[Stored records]

****

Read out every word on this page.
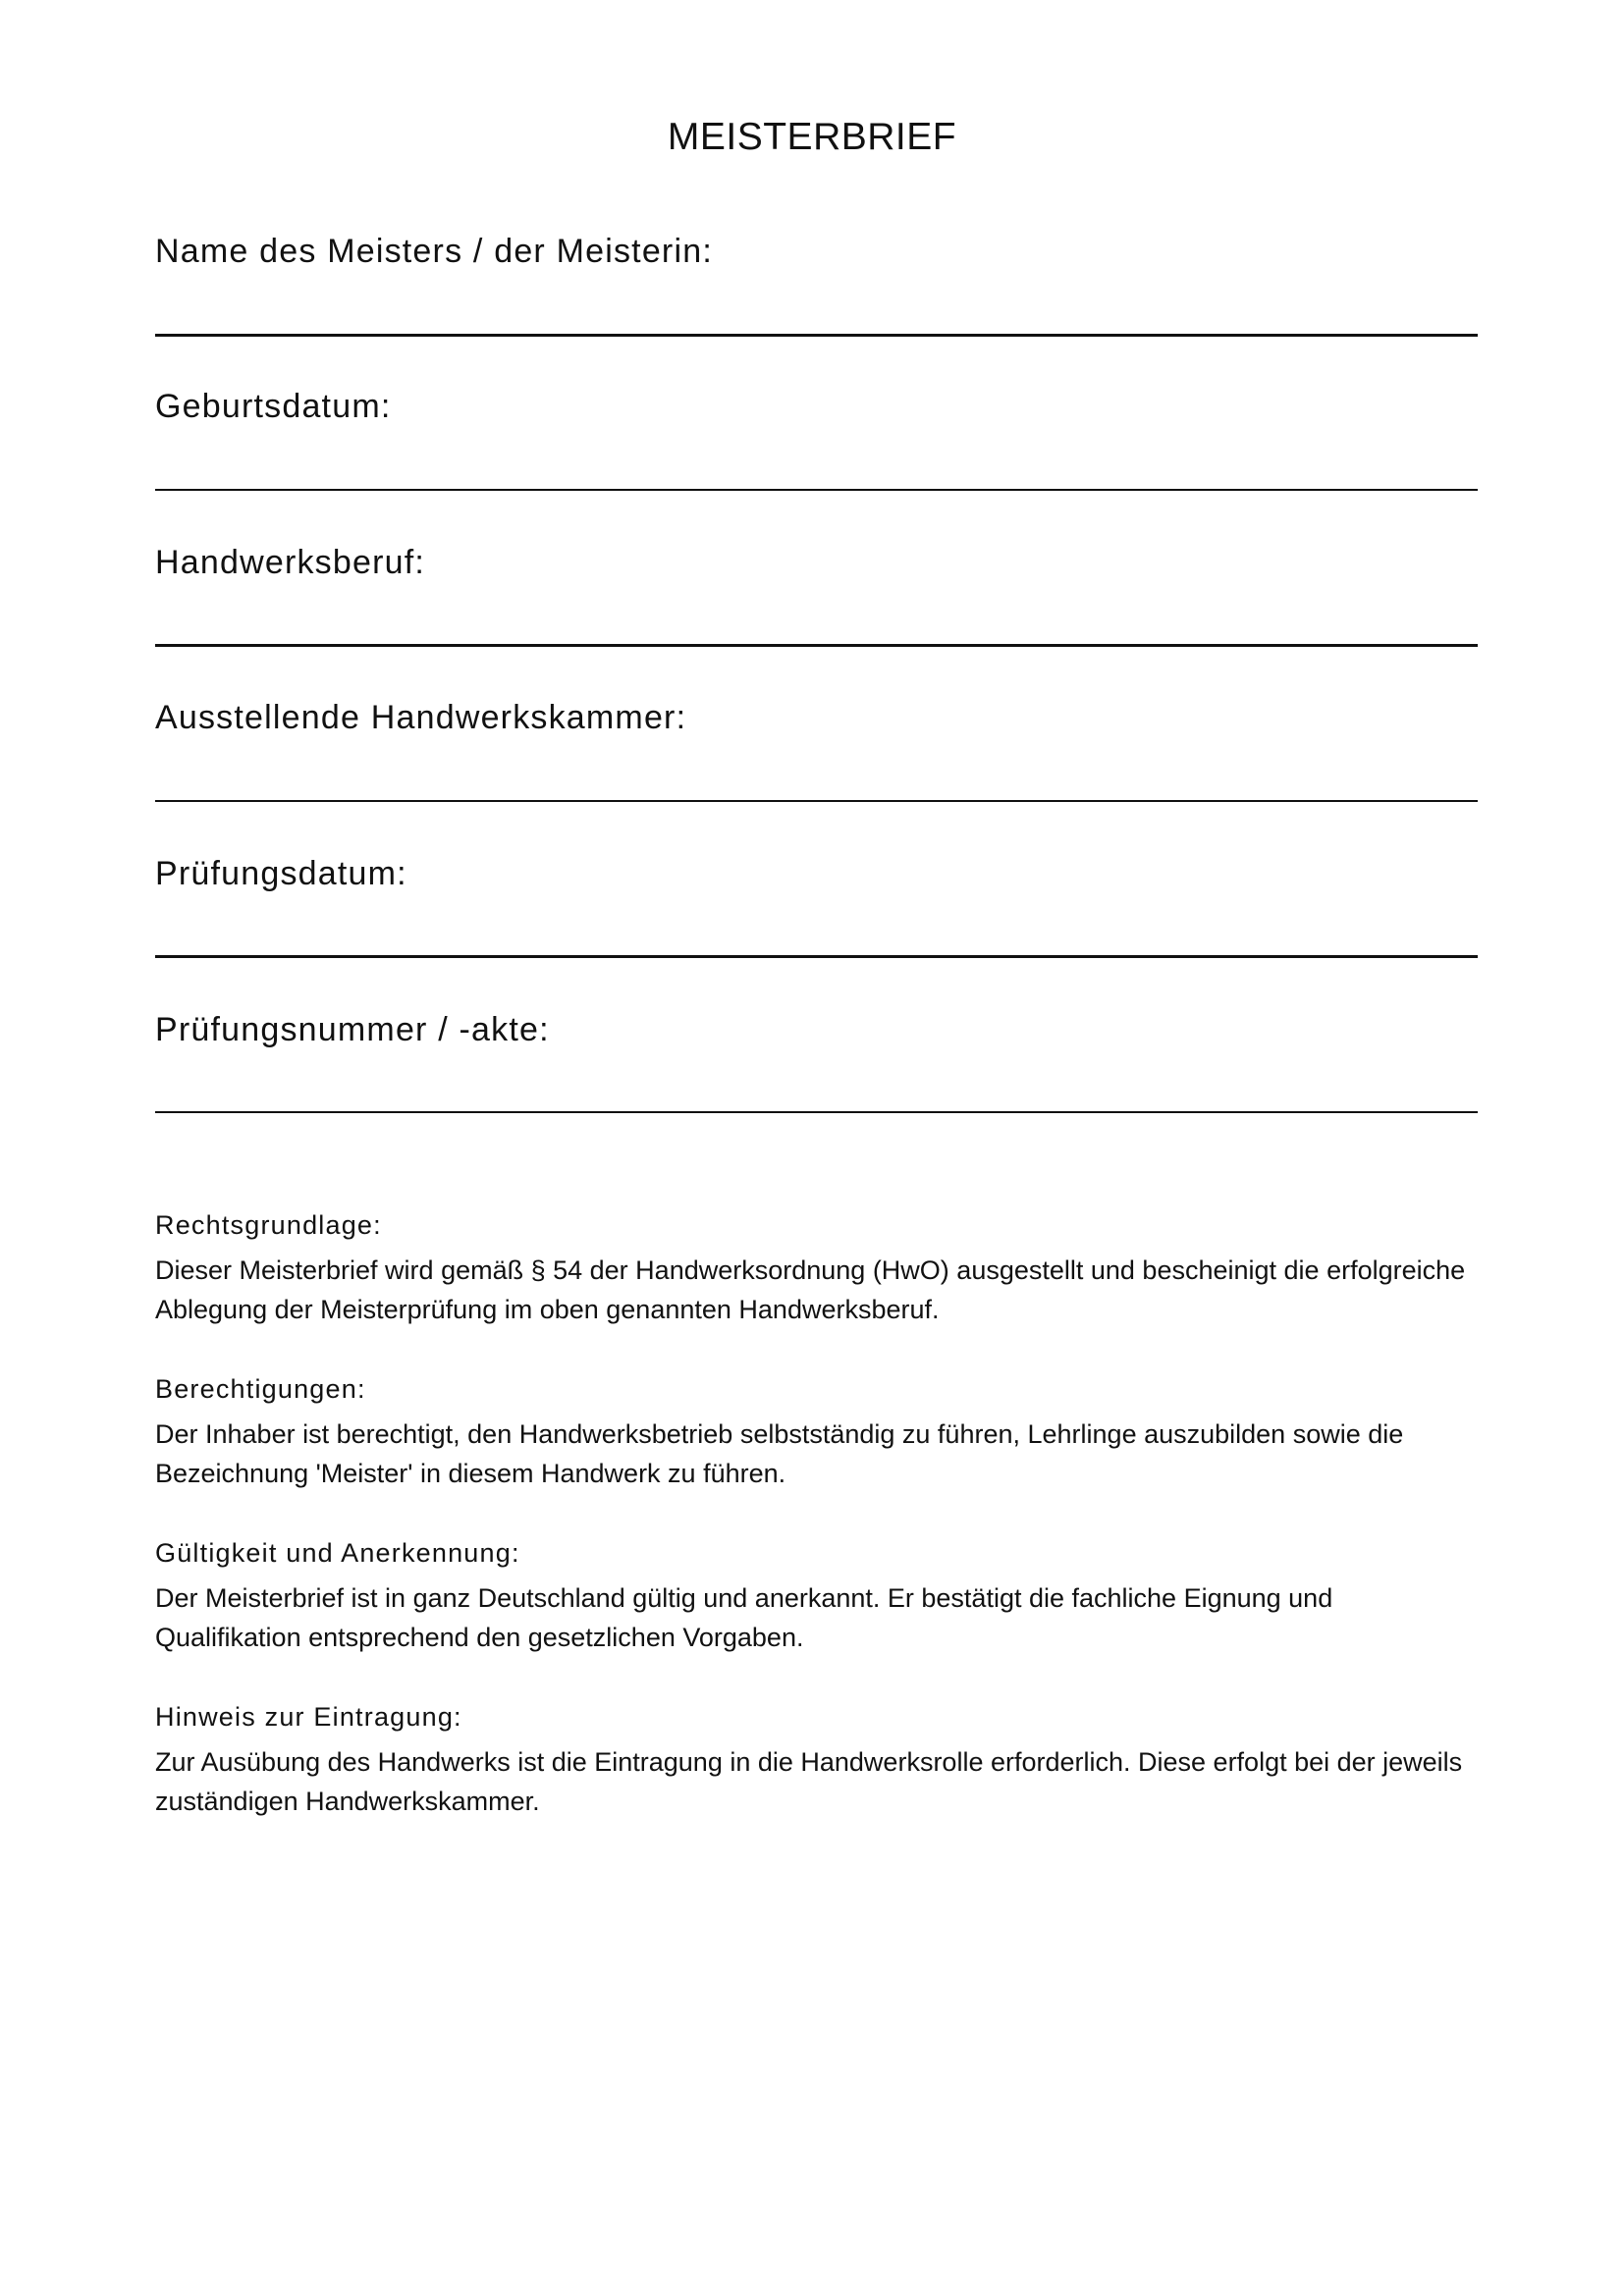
MEISTERBRIEF
Name des Meisters / der Meisterin:
Geburtsdatum:
Handwerksberuf:
Ausstellende Handwerkskammer:
Prüfungsdatum:
Prüfungsnummer / -akte:
Rechtsgrundlage:
Dieser Meisterbrief wird gemäß § 54 der Handwerksordnung (HwO) ausgestellt und bescheinigt die erfolgreiche Ablegung der Meisterprüfung im oben genannten Handwerksberuf.
Berechtigungen:
Der Inhaber ist berechtigt, den Handwerksbetrieb selbstständig zu führen, Lehrlinge auszubilden sowie die Bezeichnung 'Meister' in diesem Handwerk zu führen.
Gültigkeit und Anerkennung:
Der Meisterbrief ist in ganz Deutschland gültig und anerkannt. Er bestätigt die fachliche Eignung und Qualifikation entsprechend den gesetzlichen Vorgaben.
Hinweis zur Eintragung:
Zur Ausübung des Handwerks ist die Eintragung in die Handwerksrolle erforderlich. Diese erfolgt bei der jeweils zuständigen Handwerkskammer.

****

Stated exercise: Retype everything in the material word for word, minus pictures.

Reply:
Read out every word on this page.
MEISTERBRIEF
Name des Meisters / der Meisterin:
Geburtsdatum:
Handwerksberuf:
Ausstellende Handwerkskammer:
Prüfungsdatum:
Prüfungsnummer / -akte:
Rechtsgrundlage:
Dieser Meisterbrief wird gemäß § 54 der Handwerksordnung (HwO) ausgestellt und bescheinigt die erfolgreiche Ablegung der Meisterprüfung im oben genannten Handwerksberuf.
Berechtigungen:
Der Inhaber ist berechtigt, den Handwerksbetrieb selbstständig zu führen, Lehrlinge auszubilden sowie die Bezeichnung 'Meister' in diesem Handwerk zu führen.
Gültigkeit und Anerkennung:
Der Meisterbrief ist in ganz Deutschland gültig und anerkannt. Er bestätigt die fachliche Eignung und Qualifikation entsprechend den gesetzlichen Vorgaben.
Hinweis zur Eintragung:
Zur Ausübung des Handwerks ist die Eintragung in die Handwerksrolle erforderlich. Diese erfolgt bei der jeweils zuständigen Handwerkskammer.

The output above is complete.